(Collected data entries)
======

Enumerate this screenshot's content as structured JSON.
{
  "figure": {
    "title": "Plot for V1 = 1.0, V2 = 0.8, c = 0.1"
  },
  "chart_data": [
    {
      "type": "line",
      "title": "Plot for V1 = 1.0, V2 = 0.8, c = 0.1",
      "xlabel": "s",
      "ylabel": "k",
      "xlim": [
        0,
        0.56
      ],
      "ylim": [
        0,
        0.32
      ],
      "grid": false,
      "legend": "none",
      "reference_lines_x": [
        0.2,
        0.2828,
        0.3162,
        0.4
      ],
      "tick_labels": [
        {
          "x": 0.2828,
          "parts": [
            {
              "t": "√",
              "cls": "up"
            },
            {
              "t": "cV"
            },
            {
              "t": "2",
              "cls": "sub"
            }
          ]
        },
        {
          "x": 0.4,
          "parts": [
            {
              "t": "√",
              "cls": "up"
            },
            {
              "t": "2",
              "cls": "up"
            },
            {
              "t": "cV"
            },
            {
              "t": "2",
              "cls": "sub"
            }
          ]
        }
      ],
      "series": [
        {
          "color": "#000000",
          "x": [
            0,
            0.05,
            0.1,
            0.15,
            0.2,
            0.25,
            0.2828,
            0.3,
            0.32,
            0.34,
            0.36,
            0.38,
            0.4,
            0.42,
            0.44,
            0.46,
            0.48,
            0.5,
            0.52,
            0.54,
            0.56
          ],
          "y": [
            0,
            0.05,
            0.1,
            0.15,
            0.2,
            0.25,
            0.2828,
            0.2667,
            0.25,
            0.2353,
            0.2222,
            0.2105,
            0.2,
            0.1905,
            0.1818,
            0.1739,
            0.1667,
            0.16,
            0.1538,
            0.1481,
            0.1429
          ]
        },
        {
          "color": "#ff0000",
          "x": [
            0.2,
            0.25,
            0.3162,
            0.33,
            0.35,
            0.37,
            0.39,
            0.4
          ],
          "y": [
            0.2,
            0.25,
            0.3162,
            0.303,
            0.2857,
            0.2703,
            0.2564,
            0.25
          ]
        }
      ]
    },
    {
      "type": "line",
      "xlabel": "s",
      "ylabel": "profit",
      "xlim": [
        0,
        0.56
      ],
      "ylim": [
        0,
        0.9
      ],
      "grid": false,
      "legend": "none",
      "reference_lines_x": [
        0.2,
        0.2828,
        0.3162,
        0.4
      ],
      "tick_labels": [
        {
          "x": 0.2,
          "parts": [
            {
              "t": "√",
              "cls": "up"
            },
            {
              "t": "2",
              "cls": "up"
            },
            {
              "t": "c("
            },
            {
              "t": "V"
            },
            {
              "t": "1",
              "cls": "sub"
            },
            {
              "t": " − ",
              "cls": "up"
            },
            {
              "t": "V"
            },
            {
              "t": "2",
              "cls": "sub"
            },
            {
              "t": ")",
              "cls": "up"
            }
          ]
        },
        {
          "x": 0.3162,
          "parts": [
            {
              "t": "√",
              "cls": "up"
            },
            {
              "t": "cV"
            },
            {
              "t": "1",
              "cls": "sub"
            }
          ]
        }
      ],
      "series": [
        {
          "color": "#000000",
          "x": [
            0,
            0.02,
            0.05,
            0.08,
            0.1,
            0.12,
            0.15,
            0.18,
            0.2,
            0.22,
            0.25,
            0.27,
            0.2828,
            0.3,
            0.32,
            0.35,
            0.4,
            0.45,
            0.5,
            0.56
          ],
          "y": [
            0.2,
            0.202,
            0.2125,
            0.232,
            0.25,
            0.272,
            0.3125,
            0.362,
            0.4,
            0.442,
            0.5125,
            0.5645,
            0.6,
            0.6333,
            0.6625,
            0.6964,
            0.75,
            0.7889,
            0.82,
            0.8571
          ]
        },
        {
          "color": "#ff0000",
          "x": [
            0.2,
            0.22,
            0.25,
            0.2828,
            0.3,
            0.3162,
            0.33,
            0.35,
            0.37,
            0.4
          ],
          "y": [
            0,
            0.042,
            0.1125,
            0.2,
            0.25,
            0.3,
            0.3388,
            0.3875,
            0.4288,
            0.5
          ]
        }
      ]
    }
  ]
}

======

- What you need to do -
Quote each line above in full, word for word.

- Answer in full -
Enumerate this screenshot's content as structured JSON.
{
  "figure": {
    "title": "Plot for V1 = 1.0, V2 = 0.8, c = 0.1"
  },
  "chart_data": [
    {
      "type": "line",
      "title": "Plot for V1 = 1.0, V2 = 0.8, c = 0.1",
      "xlabel": "s",
      "ylabel": "k",
      "xlim": [
        0,
        0.56
      ],
      "ylim": [
        0,
        0.32
      ],
      "grid": false,
      "legend": "none",
      "reference_lines_x": [
        0.2,
        0.2828,
        0.3162,
        0.4
      ],
      "tick_labels": [
        {
          "x": 0.2828,
          "parts": [
            {
              "t": "√",
              "cls": "up"
            },
            {
              "t": "cV"
            },
            {
              "t": "2",
              "cls": "sub"
            }
          ]
        },
        {
          "x": 0.4,
          "parts": [
            {
              "t": "√",
              "cls": "up"
            },
            {
              "t": "2",
              "cls": "up"
            },
            {
              "t": "cV"
            },
            {
              "t": "2",
              "cls": "sub"
            }
          ]
        }
      ],
      "series": [
        {
          "color": "#000000",
          "x": [
            0,
            0.05,
            0.1,
            0.15,
            0.2,
            0.25,
            0.2828,
            0.3,
            0.32,
            0.34,
            0.36,
            0.38,
            0.4,
            0.42,
            0.44,
            0.46,
            0.48,
            0.5,
            0.52,
            0.54,
            0.56
          ],
          "y": [
            0,
            0.05,
            0.1,
            0.15,
            0.2,
            0.25,
            0.2828,
            0.2667,
            0.25,
            0.2353,
            0.2222,
            0.2105,
            0.2,
            0.1905,
            0.1818,
            0.1739,
            0.1667,
            0.16,
            0.1538,
            0.1481,
            0.1429
          ]
        },
        {
          "color": "#ff0000",
          "x": [
            0.2,
            0.25,
            0.3162,
            0.33,
            0.35,
            0.37,
            0.39,
            0.4
          ],
          "y": [
            0.2,
            0.25,
            0.3162,
            0.303,
            0.2857,
            0.2703,
            0.2564,
            0.25
          ]
        }
      ]
    },
    {
      "type": "line",
      "xlabel": "s",
      "ylabel": "profit",
      "xlim": [
        0,
        0.56
      ],
      "ylim": [
        0,
        0.9
      ],
      "grid": false,
      "legend": "none",
      "reference_lines_x": [
        0.2,
        0.2828,
        0.3162,
        0.4
      ],
      "tick_labels": [
        {
          "x": 0.2,
          "parts": [
            {
              "t": "√",
              "cls": "up"
            },
            {
              "t": "2",
              "cls": "up"
            },
            {
              "t": "c("
            },
            {
              "t": "V"
            },
            {
              "t": "1",
              "cls": "sub"
            },
            {
              "t": " − ",
              "cls": "up"
            },
            {
              "t": "V"
            },
            {
              "t": "2",
              "cls": "sub"
            },
            {
              "t": ")",
              "cls": "up"
            }
          ]
        },
        {
          "x": 0.3162,
          "parts": [
            {
              "t": "√",
              "cls": "up"
            },
            {
              "t": "cV"
            },
            {
              "t": "1",
              "cls": "sub"
            }
          ]
        }
      ],
      "series": [
        {
          "color": "#000000",
          "x": [
            0,
            0.02,
            0.05,
            0.08,
            0.1,
            0.12,
            0.15,
            0.18,
            0.2,
            0.22,
            0.25,
            0.27,
            0.2828,
            0.3,
            0.32,
            0.35,
            0.4,
            0.45,
            0.5,
            0.56
          ],
          "y": [
            0.2,
            0.202,
            0.2125,
            0.232,
            0.25,
            0.272,
            0.3125,
            0.362,
            0.4,
            0.442,
            0.5125,
            0.5645,
            0.6,
            0.6333,
            0.6625,
            0.6964,
            0.75,
            0.7889,
            0.82,
            0.8571
          ]
        },
        {
          "color": "#ff0000",
          "x": [
            0.2,
            0.22,
            0.25,
            0.2828,
            0.3,
            0.3162,
            0.33,
            0.35,
            0.37,
            0.4
          ],
          "y": [
            0,
            0.042,
            0.1125,
            0.2,
            0.25,
            0.3,
            0.3388,
            0.3875,
            0.4288,
            0.5
          ]
        }
      ]
    }
  ]
}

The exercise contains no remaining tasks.